### DATA EXTRACT
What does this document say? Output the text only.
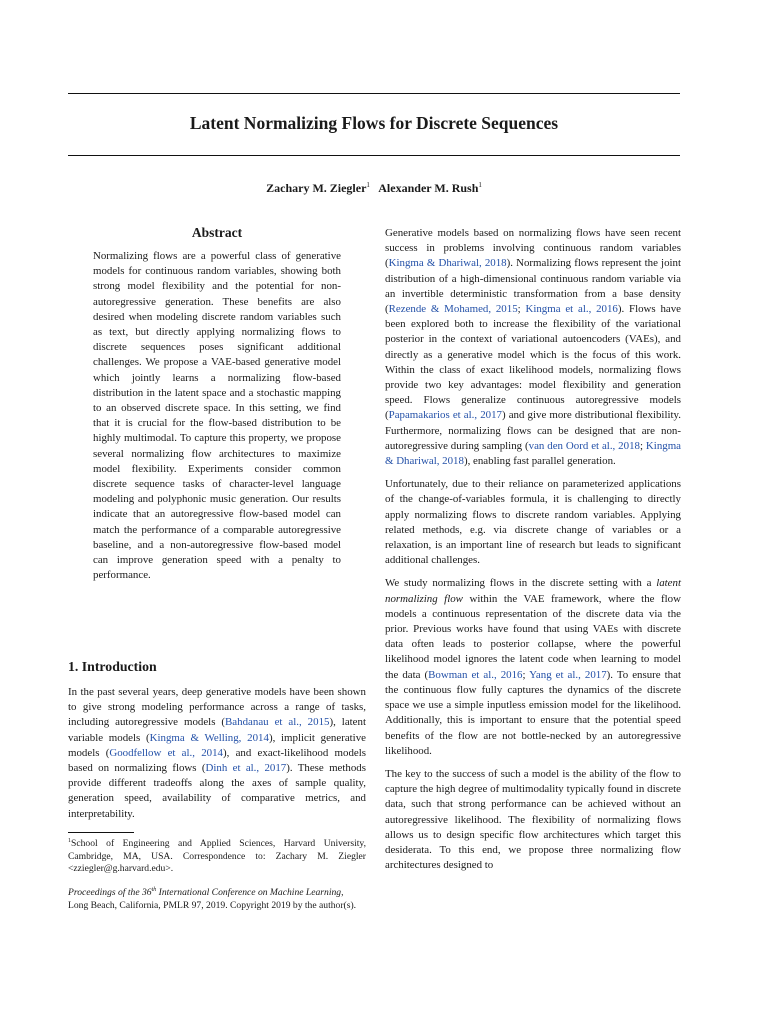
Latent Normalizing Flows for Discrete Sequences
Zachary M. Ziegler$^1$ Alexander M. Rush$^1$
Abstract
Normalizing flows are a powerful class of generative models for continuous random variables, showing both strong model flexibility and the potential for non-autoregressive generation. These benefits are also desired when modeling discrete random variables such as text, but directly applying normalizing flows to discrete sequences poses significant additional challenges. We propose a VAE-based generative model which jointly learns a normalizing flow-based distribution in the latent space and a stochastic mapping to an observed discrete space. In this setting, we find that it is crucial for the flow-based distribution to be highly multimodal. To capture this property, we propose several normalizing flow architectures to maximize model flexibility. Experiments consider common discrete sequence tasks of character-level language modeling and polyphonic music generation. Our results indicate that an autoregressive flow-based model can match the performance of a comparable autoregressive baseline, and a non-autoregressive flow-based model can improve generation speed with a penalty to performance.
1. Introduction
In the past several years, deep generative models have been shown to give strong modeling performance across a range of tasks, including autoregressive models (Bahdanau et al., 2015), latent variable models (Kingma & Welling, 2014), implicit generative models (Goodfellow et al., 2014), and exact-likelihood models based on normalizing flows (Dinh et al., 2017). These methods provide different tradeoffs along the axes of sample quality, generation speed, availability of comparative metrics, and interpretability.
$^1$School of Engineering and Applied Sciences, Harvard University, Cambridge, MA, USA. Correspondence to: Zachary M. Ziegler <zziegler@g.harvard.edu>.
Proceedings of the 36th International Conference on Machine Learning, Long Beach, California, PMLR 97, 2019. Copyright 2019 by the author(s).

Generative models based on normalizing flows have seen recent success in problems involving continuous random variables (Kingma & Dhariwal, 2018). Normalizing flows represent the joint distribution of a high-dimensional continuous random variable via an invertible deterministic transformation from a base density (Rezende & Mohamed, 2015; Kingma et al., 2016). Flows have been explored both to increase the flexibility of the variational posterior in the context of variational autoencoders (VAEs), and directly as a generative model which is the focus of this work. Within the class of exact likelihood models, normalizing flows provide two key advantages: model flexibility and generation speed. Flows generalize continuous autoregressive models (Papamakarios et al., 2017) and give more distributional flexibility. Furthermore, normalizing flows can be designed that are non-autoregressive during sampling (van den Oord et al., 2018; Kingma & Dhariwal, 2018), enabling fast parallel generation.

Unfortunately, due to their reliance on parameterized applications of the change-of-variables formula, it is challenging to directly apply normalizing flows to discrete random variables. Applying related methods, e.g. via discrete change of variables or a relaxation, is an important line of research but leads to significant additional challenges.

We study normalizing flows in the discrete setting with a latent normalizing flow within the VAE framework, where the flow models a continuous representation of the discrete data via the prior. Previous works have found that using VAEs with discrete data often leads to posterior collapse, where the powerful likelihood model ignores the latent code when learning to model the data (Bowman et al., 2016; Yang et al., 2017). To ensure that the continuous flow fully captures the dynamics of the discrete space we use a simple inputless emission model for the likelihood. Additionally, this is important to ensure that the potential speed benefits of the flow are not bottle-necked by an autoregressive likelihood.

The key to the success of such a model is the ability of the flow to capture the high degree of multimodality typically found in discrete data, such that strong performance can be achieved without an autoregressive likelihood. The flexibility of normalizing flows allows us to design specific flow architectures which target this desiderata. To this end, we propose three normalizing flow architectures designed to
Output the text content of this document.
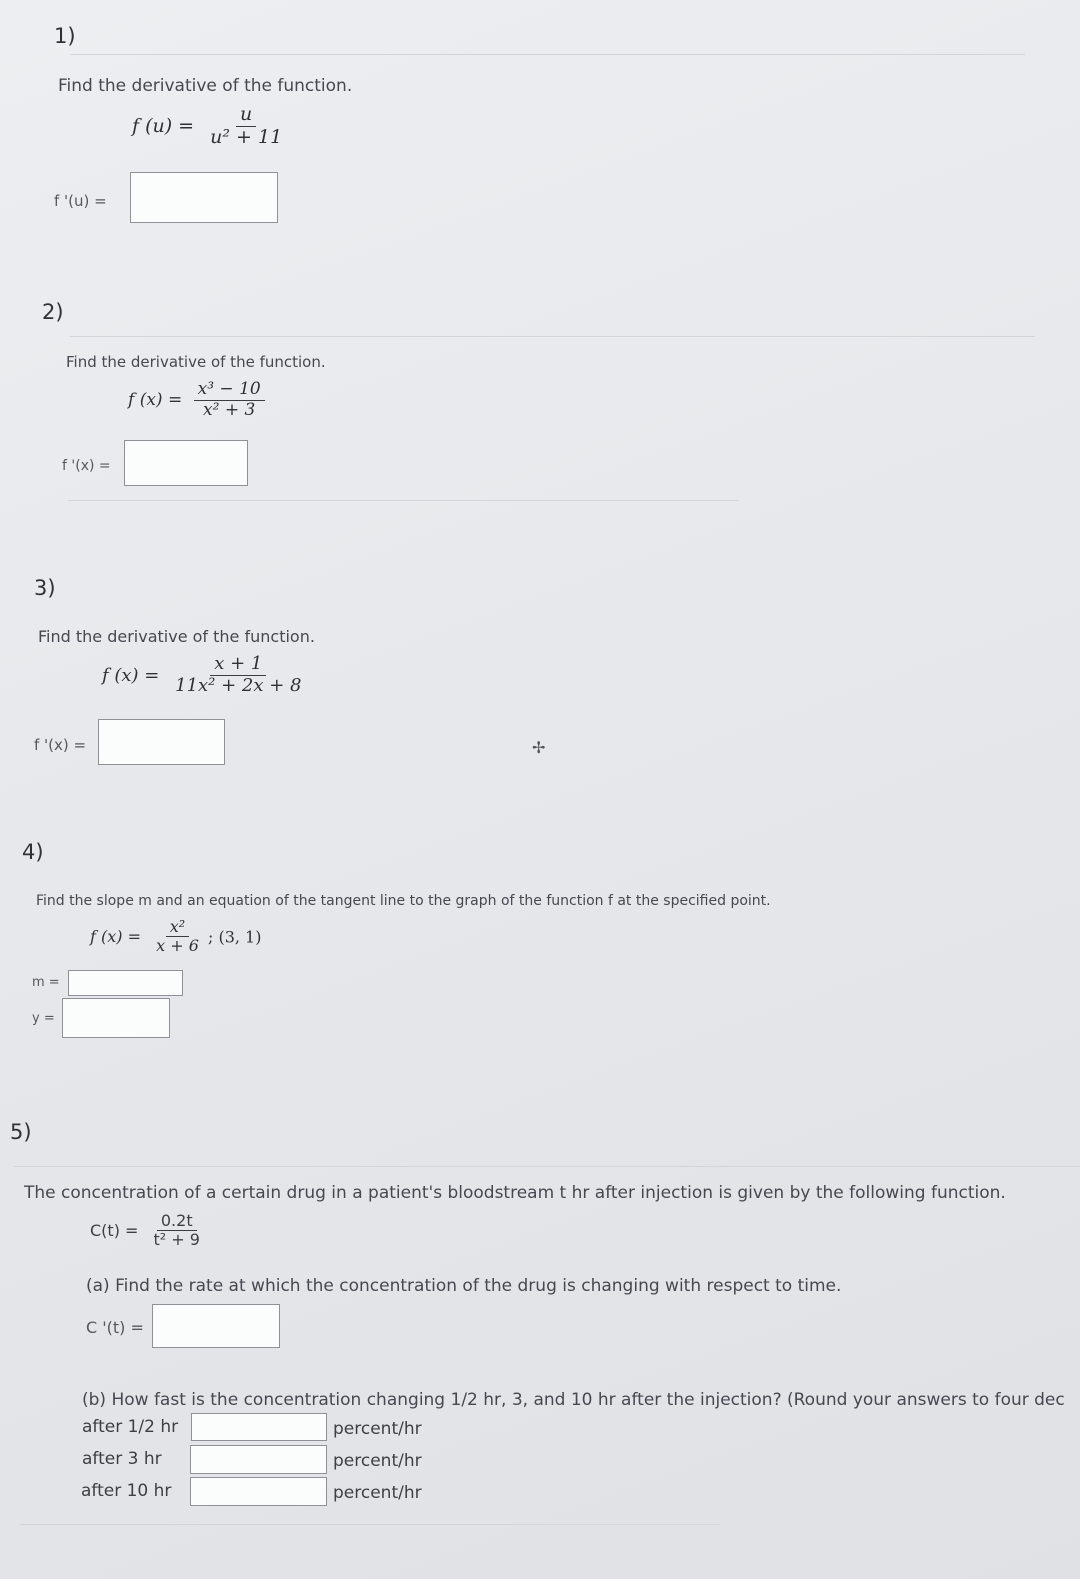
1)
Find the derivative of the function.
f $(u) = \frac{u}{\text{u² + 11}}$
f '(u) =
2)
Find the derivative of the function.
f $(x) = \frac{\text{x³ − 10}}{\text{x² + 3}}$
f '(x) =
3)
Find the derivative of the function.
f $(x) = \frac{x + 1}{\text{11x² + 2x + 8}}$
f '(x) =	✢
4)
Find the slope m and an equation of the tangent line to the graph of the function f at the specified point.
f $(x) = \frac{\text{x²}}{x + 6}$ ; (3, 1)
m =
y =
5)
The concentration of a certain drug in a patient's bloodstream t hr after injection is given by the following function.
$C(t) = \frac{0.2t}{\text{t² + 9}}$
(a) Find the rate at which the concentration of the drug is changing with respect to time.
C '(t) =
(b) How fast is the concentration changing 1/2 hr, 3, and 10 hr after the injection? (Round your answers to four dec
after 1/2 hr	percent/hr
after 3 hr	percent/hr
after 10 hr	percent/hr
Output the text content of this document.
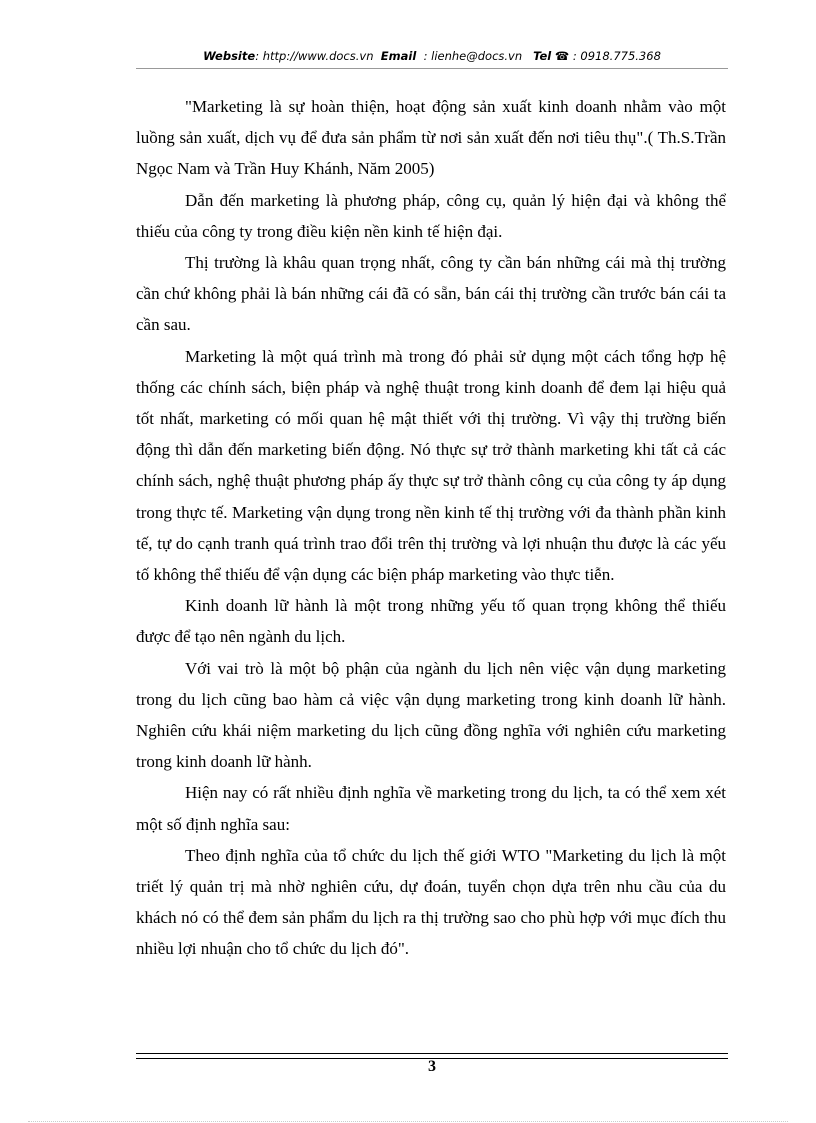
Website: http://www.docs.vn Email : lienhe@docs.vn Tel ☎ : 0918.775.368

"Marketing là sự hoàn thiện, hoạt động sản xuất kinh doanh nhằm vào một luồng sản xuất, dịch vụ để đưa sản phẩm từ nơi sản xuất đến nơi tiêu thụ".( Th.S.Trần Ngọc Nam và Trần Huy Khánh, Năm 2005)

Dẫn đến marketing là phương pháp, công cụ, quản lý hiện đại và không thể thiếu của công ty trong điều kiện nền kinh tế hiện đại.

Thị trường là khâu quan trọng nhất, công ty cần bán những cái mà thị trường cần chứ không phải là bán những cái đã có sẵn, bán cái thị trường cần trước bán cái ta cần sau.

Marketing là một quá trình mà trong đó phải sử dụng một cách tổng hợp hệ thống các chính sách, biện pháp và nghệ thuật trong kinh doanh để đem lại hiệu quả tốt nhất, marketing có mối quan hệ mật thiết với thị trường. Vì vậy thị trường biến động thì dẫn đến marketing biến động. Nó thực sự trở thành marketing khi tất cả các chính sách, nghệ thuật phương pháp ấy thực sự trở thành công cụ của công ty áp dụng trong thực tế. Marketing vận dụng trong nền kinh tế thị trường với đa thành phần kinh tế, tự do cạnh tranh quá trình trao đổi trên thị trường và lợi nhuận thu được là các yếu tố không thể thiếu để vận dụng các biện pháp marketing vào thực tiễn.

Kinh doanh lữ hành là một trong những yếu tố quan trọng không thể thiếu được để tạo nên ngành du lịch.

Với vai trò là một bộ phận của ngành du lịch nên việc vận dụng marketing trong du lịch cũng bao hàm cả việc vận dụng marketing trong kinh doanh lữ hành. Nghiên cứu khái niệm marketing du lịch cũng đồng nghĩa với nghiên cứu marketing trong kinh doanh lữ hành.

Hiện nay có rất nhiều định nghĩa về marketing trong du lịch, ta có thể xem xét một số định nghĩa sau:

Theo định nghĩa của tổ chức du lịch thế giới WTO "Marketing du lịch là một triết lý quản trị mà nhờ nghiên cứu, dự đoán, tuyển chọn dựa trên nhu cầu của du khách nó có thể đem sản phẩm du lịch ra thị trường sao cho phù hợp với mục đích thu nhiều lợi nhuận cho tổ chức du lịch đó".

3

### WHAT IS EXPECTED
In the listing above, how many lines hold the word "không"? Give the number and nothing more.

### SOLUTION TO THIS TASK
4